# Start of Given information

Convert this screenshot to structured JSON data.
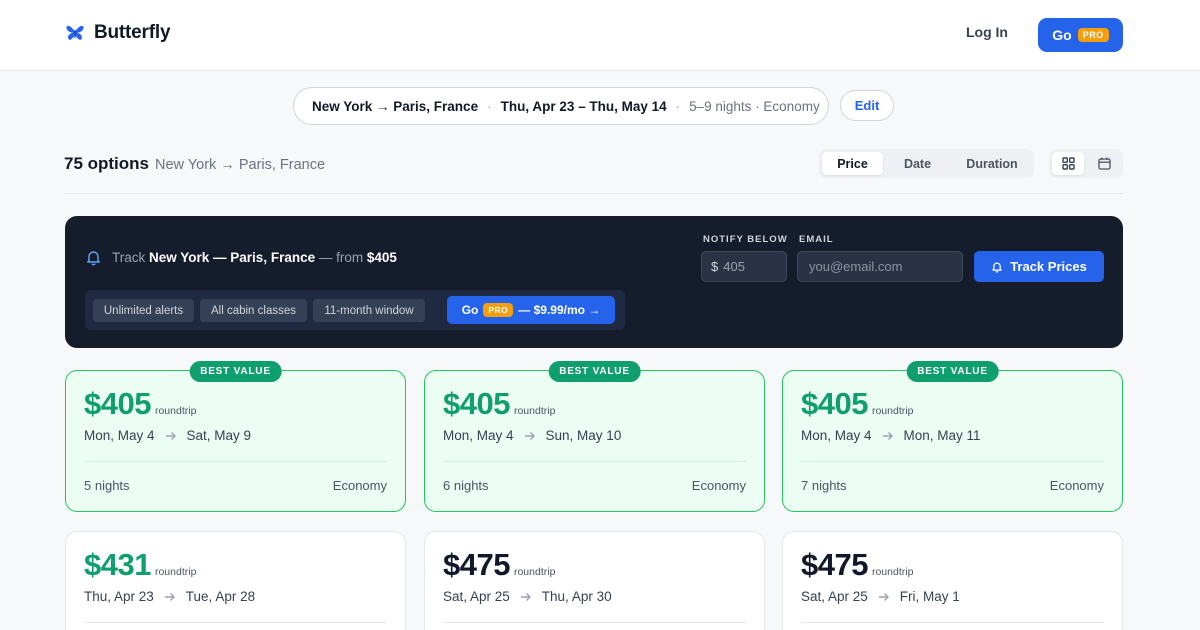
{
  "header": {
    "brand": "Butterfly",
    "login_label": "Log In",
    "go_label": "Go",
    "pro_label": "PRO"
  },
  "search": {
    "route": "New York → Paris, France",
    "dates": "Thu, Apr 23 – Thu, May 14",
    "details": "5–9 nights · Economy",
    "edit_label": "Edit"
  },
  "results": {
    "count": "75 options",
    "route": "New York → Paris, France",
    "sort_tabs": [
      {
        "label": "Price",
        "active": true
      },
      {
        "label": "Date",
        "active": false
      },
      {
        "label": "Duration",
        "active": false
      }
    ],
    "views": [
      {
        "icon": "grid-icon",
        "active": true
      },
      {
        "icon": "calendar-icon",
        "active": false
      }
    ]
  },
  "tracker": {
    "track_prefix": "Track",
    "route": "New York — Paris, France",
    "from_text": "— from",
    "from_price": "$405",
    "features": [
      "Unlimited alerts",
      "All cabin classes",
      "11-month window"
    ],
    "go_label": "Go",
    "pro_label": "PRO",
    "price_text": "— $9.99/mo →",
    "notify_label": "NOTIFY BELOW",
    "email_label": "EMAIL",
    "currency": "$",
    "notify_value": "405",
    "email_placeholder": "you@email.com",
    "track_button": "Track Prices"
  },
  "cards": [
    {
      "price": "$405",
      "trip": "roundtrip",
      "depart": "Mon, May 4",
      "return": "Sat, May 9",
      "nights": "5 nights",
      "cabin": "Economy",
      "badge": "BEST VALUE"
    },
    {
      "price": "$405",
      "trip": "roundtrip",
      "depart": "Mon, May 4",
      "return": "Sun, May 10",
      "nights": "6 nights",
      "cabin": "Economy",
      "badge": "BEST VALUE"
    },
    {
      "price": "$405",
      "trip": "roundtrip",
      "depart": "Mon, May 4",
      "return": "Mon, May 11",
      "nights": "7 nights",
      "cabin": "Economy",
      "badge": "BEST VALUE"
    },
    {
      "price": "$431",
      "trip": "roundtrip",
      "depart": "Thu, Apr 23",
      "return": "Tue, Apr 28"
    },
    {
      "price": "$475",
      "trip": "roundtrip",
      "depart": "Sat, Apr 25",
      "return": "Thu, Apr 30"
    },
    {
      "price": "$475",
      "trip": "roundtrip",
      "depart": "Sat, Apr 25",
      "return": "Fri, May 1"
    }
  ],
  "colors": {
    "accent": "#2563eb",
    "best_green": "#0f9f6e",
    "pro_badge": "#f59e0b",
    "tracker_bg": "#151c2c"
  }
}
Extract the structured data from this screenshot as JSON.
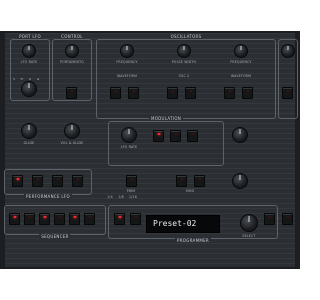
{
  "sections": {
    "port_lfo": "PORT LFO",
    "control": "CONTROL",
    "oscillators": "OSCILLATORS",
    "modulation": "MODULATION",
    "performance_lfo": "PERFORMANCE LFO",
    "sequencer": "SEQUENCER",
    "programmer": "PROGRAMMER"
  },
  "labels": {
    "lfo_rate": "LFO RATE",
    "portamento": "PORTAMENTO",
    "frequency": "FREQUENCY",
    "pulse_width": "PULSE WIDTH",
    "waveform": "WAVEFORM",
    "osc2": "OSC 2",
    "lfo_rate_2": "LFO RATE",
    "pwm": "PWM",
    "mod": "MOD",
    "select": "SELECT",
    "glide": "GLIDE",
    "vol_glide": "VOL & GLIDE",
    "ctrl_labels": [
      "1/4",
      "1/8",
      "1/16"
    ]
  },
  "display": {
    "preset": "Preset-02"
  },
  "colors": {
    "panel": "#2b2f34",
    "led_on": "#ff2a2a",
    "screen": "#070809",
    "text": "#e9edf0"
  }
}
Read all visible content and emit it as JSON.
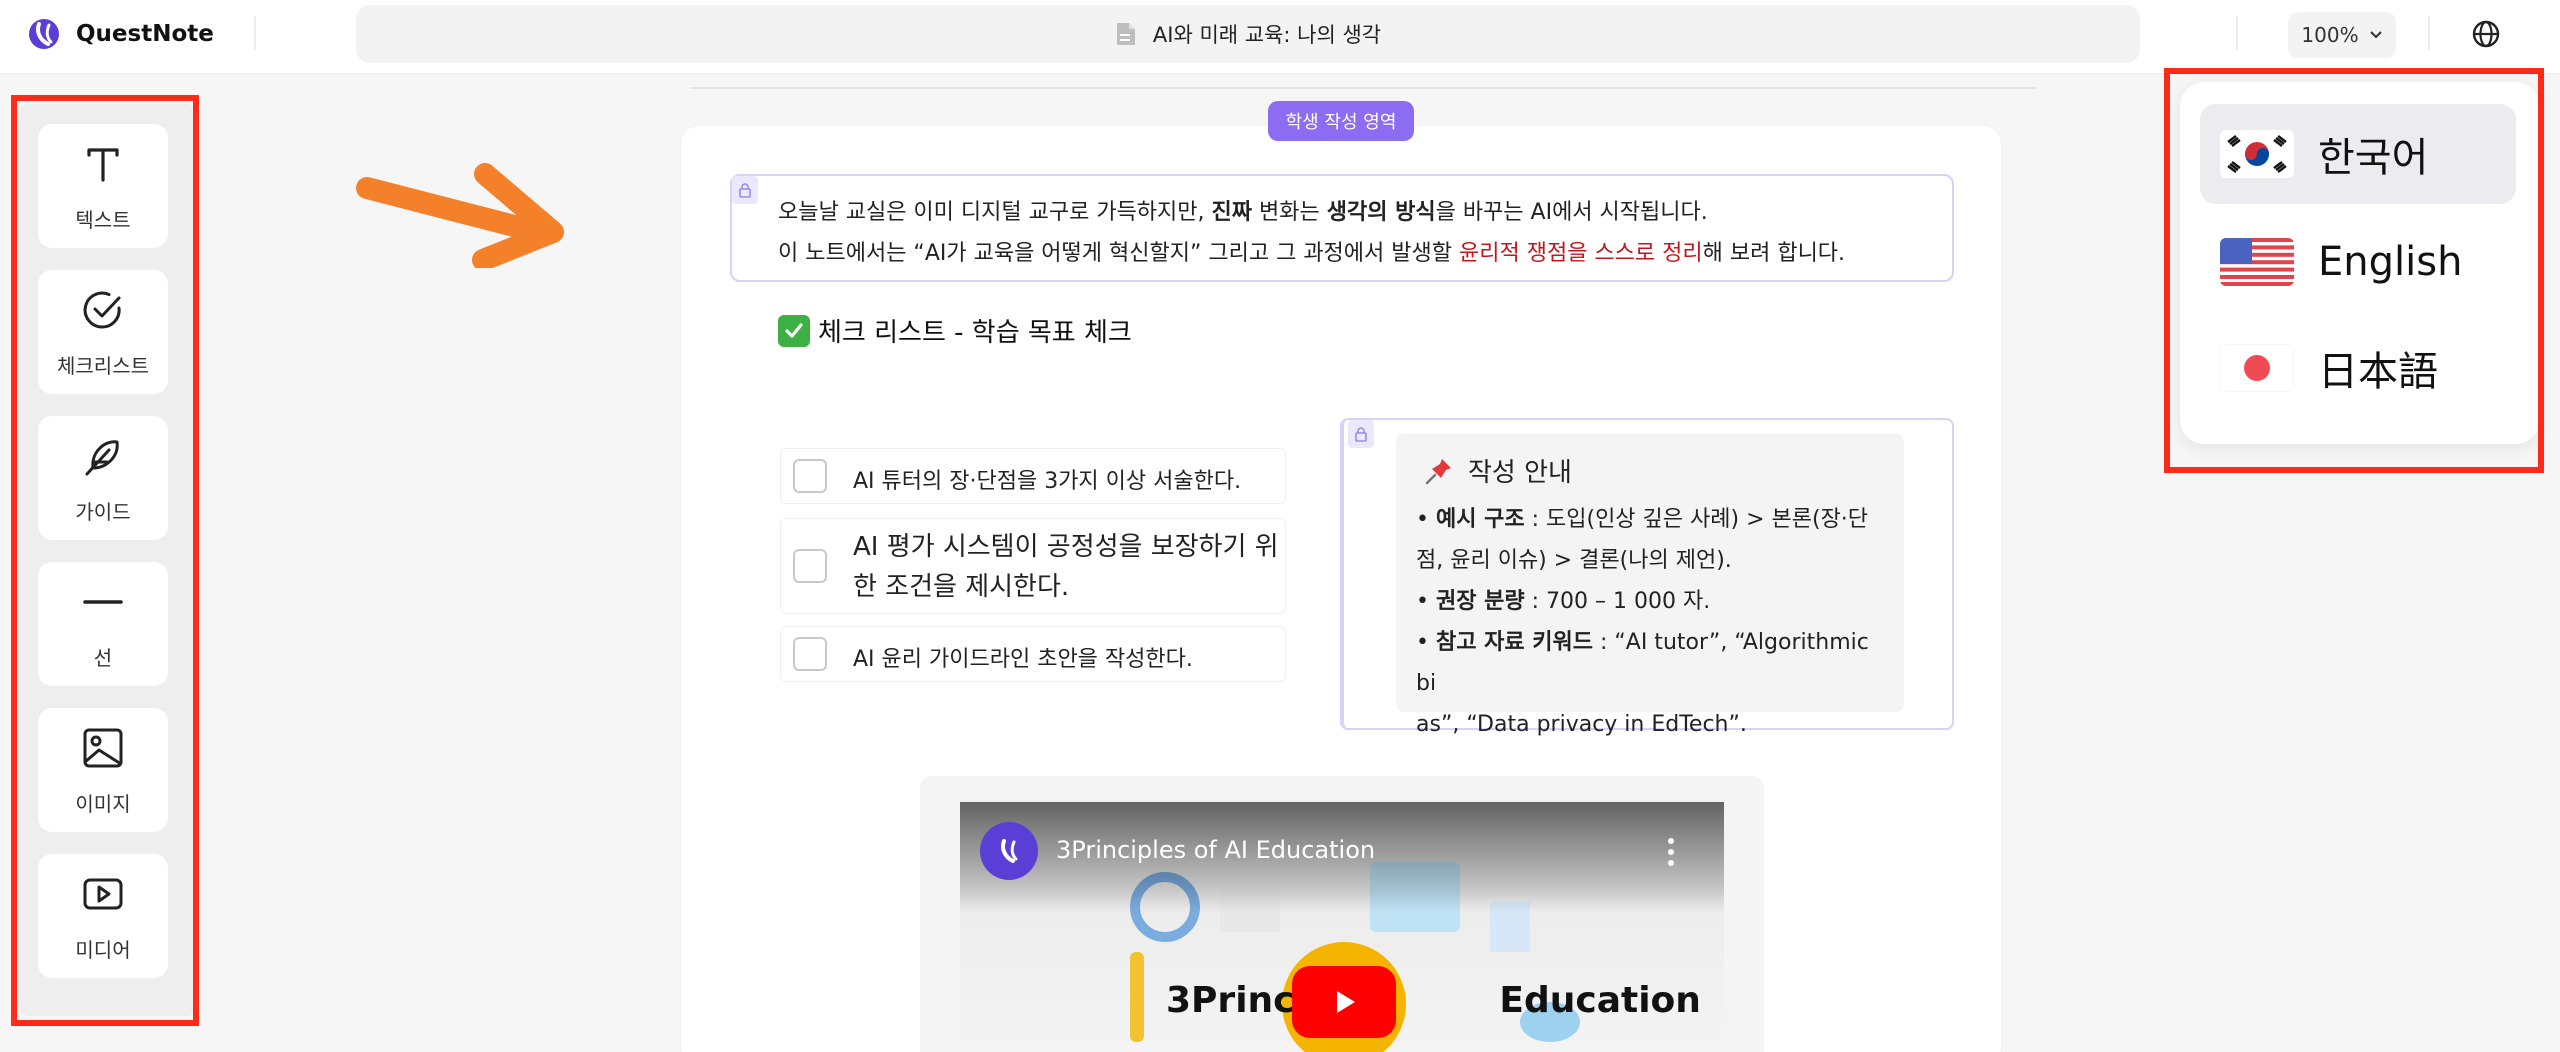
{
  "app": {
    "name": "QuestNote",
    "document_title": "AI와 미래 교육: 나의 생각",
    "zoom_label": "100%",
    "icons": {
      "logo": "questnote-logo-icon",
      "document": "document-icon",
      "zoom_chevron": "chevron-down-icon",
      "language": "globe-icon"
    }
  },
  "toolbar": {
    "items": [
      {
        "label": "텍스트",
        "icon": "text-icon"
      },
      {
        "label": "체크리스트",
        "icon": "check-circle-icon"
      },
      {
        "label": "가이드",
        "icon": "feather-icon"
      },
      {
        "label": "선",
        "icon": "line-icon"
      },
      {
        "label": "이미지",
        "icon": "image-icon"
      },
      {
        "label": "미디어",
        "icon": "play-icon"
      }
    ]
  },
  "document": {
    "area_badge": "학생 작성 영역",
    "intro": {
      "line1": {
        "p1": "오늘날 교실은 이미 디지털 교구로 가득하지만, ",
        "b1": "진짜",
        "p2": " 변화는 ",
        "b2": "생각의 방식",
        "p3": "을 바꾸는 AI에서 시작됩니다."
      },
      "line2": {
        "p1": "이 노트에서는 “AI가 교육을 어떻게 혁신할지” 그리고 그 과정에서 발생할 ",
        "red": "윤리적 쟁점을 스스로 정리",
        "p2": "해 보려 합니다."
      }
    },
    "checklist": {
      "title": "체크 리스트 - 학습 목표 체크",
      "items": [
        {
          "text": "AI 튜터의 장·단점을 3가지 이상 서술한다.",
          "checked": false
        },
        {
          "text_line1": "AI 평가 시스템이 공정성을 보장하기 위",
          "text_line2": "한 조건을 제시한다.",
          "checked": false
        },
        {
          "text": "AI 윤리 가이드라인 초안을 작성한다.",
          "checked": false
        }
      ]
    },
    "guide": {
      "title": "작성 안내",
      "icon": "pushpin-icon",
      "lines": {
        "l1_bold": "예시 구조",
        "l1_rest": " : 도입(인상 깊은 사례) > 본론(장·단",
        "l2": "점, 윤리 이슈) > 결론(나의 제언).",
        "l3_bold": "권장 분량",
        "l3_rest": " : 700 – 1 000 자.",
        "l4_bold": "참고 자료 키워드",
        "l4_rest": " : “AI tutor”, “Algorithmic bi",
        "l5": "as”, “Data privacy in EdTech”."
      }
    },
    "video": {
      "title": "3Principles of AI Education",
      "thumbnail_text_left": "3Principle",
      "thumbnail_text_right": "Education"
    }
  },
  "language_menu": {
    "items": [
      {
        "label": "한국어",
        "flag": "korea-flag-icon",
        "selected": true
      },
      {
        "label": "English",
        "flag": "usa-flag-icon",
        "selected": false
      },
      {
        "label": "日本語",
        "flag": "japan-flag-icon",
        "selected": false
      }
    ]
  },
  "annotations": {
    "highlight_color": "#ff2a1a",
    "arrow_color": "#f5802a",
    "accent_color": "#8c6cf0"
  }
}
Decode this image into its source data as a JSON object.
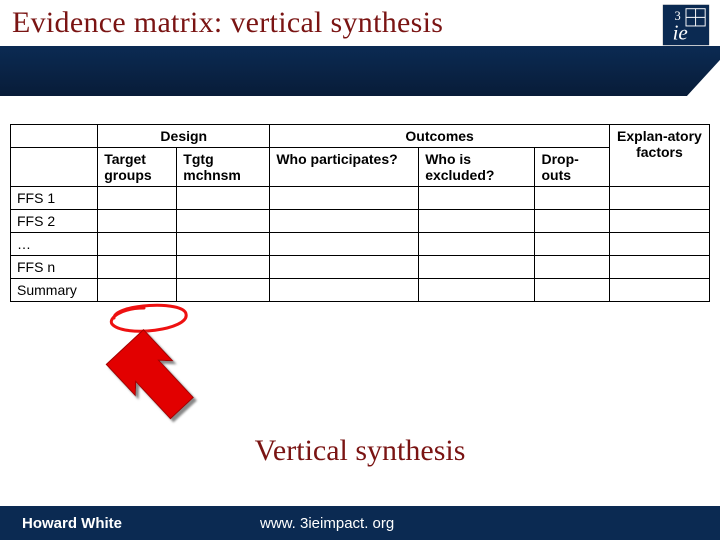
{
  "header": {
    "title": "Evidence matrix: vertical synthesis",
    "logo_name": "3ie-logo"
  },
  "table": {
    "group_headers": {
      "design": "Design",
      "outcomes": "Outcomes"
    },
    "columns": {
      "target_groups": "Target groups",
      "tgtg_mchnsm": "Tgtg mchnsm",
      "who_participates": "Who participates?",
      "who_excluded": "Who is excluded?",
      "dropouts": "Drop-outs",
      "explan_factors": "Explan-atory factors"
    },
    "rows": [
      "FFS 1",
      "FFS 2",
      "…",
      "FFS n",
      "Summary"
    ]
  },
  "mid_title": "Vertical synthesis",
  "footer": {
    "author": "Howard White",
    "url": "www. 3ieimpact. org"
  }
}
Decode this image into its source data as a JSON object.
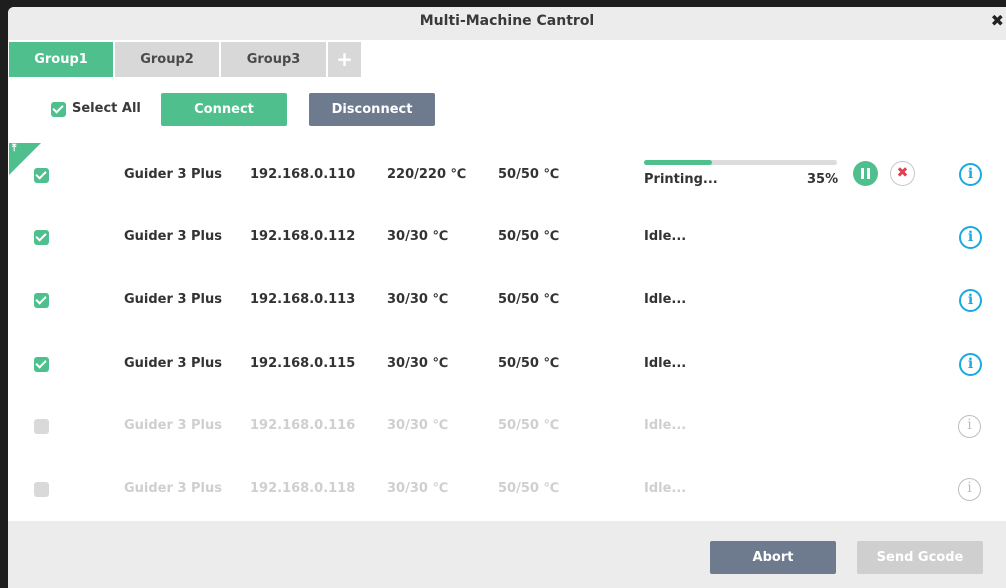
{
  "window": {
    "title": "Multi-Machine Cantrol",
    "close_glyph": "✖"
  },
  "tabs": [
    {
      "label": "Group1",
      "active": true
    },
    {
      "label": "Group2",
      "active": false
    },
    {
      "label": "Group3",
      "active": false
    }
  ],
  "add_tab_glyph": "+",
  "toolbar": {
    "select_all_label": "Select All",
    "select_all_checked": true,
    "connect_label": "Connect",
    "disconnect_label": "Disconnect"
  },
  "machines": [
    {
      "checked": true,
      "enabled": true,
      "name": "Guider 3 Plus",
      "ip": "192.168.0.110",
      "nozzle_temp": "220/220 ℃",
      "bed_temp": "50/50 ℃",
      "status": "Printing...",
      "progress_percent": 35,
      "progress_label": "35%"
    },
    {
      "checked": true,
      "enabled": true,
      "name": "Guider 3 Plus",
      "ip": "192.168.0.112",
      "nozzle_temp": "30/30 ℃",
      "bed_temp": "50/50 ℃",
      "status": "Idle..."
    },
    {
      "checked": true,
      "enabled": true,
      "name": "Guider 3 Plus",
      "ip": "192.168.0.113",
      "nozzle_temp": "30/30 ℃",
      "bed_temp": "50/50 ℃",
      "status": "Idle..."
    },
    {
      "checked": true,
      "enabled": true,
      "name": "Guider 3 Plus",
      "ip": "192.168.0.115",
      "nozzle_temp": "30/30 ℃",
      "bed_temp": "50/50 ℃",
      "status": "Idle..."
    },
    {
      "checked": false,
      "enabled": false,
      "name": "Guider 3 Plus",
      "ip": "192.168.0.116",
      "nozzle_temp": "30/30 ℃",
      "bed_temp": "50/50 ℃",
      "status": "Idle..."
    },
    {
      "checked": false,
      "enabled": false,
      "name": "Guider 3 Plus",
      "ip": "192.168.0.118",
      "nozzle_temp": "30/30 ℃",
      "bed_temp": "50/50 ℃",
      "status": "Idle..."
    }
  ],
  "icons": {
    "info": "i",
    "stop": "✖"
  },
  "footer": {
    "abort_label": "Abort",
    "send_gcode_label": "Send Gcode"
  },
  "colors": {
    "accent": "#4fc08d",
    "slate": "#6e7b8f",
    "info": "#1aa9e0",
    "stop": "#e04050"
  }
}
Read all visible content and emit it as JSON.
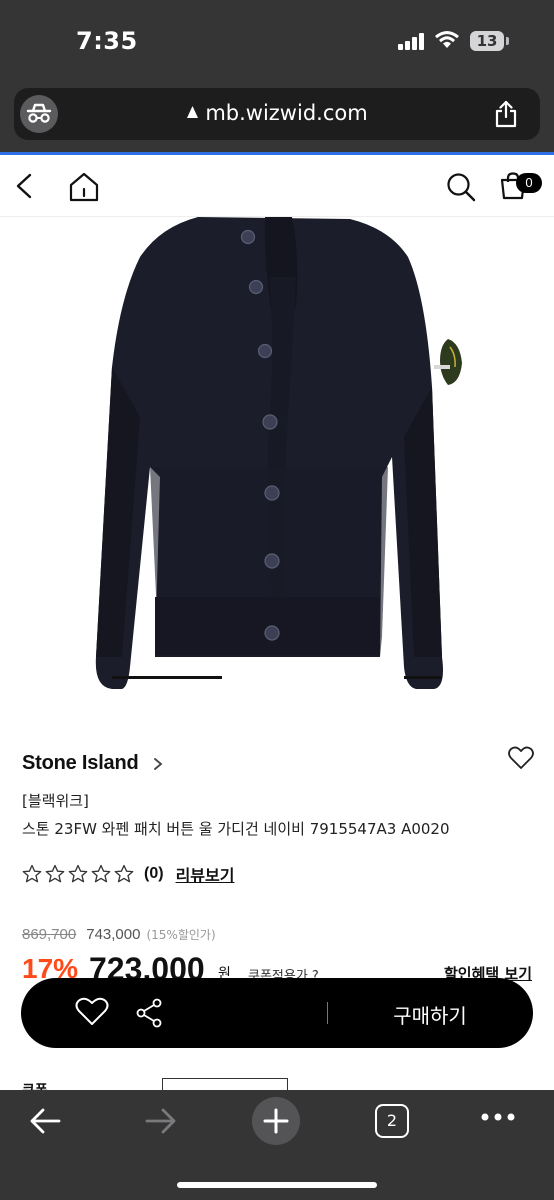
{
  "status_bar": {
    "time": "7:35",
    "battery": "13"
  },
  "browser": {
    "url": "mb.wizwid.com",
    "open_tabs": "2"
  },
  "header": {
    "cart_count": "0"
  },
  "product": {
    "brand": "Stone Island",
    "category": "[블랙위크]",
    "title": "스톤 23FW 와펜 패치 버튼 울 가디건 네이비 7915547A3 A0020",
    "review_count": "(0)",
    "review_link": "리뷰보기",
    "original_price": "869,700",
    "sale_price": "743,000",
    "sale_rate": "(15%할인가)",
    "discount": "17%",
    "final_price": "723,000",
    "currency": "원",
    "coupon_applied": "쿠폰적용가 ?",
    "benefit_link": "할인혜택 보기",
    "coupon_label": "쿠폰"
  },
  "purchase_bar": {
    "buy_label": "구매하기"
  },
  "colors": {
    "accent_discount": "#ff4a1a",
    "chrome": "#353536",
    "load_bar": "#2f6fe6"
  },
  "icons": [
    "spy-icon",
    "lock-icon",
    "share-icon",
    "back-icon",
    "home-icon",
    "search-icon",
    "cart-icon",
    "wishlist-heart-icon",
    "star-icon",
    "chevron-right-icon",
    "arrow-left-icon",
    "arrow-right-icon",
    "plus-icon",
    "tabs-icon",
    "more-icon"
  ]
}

# End of Given information

# [What the task asks]
Determine the number of lines in the listing that hold the word "screenshot", and supply that number and nothing further.

# [Output below]
2